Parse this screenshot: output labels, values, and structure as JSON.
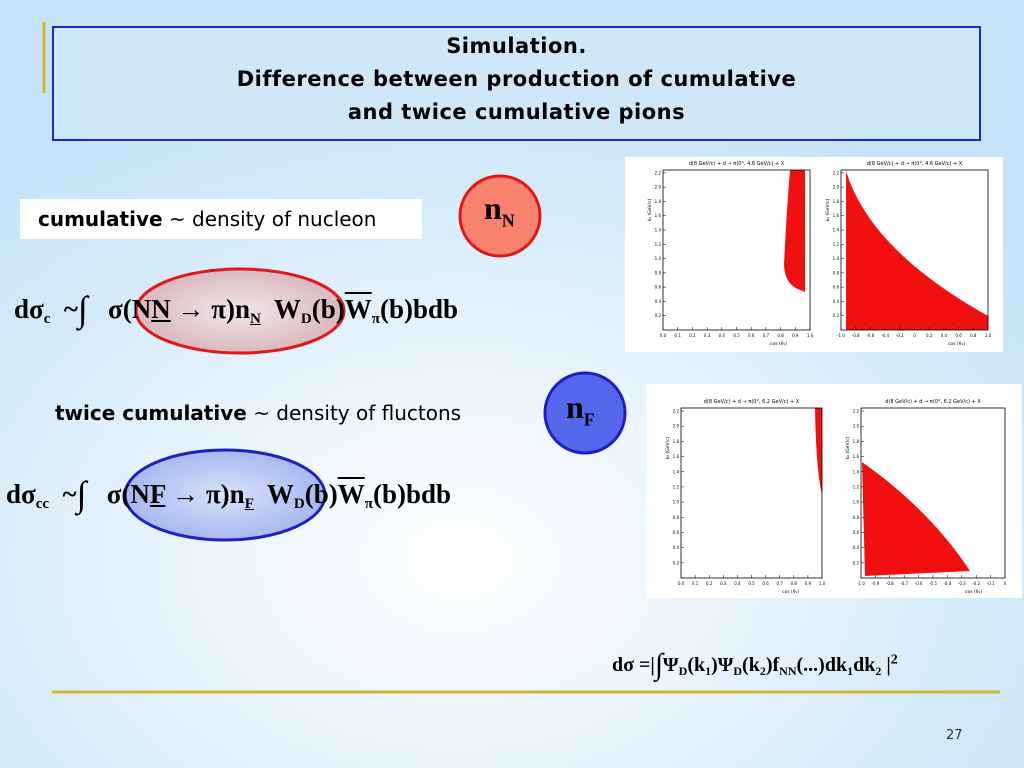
{
  "title": [
    "Simulation.",
    "Difference between production of cumulative",
    "and twice cumulative pions"
  ],
  "cumulative": {
    "term": "cumulative",
    "rest": "~ density of nucleon"
  },
  "twice": {
    "term": "twice cumulative",
    "rest": "~ density of fluctons"
  },
  "n_N": {
    "base": "n",
    "sub": "N"
  },
  "n_F": {
    "base": "n",
    "sub": "F"
  },
  "formula1": {
    "lhs": "dσ",
    "lhs_sub": "c",
    "rel": "~",
    "int": "∫",
    "sigma": "σ(N",
    "under": "N",
    "arrow": "→ π)n",
    "n_sub": "N",
    "w": "W",
    "w_sub": "D",
    "b1": "(b)",
    "wbar": "W",
    "wbar_sub": "π",
    "tail": "(b)bdb"
  },
  "formula2": {
    "lhs": "dσ",
    "lhs_sub": "cc",
    "rel": "~",
    "int": "∫",
    "sigma": "σ(N",
    "under": "F",
    "arrow": "→ π)n",
    "n_sub": "F",
    "w": "W",
    "w_sub": "D",
    "b1": "(b)",
    "wbar": "W",
    "wbar_sub": "π",
    "tail": "(b)bdb"
  },
  "formula3": {
    "lhs": "dσ =|",
    "int": "∫",
    "psi1": "Ψ",
    "psi1_sub": "D",
    "k1": "(k",
    "k1_sub": "1",
    "mid": ")Ψ",
    "psi2_sub": "D",
    "k2": "(k",
    "k2_sub": "2",
    "f": ")f",
    "f_sub": "NN",
    "dots": "(...)dk",
    "dk1_sub": "1",
    "dk2": "dk",
    "dk2_sub": "2",
    "end": "|",
    "power": "2"
  },
  "plots": [
    {
      "title": "d(8 GeV/c) + d → π(0°, 4.6 GeV/c) + X",
      "xlabel": "cos (θ₁)",
      "ylabel": "k₀ (GeV/c)",
      "xticks": [
        "0.0",
        "0.1",
        "0.2",
        "0.3",
        "0.4",
        "0.5",
        "0.6",
        "0.7",
        "0.8",
        "0.9",
        "1.0"
      ],
      "yticks": [
        "0.2",
        "0.4",
        "0.6",
        "0.8",
        "1.0",
        "1.2",
        "1.4",
        "1.6",
        "1.8",
        "2.0",
        "2.2"
      ]
    },
    {
      "title": "d(8 GeV/c) + d → π(0°, 4.6 GeV/c) + X",
      "xlabel": "cos (θ₁)",
      "ylabel": "k₀ (GeV/c)",
      "xticks": [
        "-1.0",
        "-0.8",
        "-0.6",
        "-0.4",
        "-0.2",
        "0",
        "0.2",
        "0.4",
        "0.6",
        "0.8",
        "1.0"
      ],
      "yticks": [
        "0.2",
        "0.4",
        "0.6",
        "0.8",
        "1.0",
        "1.2",
        "1.4",
        "1.6",
        "1.8",
        "2.0",
        "2.2"
      ]
    },
    {
      "title": "d(8 GeV/c) + d → π(0°, 6.2 GeV/c) + X",
      "xlabel": "cos (θ₁)",
      "ylabel": "k₀ (GeV/c)",
      "xticks": [
        "0.0",
        "0.1",
        "0.2",
        "0.3",
        "0.4",
        "0.5",
        "0.6",
        "0.7",
        "0.8",
        "0.9",
        "1.0"
      ],
      "yticks": [
        "0.2",
        "0.4",
        "0.6",
        "0.8",
        "1.0",
        "1.2",
        "1.4",
        "1.6",
        "1.8",
        "2.0",
        "2.2"
      ]
    },
    {
      "title": "d(8 GeV/c) + d → π(0°, 6.2 GeV/c) + X",
      "xlabel": "cos (θ₁)",
      "ylabel": "k₀ (GeV/c)",
      "xticks": [
        "-1.0",
        "-0.9",
        "-0.8",
        "-0.7",
        "-0.6",
        "-0.5",
        "-0.4",
        "-0.3",
        "-0.2",
        "-0.1",
        "0"
      ],
      "yticks": [
        "0.2",
        "0.4",
        "0.6",
        "0.8",
        "1.0",
        "1.2",
        "1.4",
        "1.6",
        "1.8",
        "2.0",
        "2.2"
      ]
    }
  ],
  "page_number": "27"
}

» **DIRECTIONS FOR THIS TASK**:
From the entries above, copy out every line where the string "cumulative" appears.

» **THE SOLUTION**:
    "Difference between production of cumulative",
    "and twice cumulative pions"
  "cumulative": {
    "term": "cumulative",
    "term": "twice cumulative",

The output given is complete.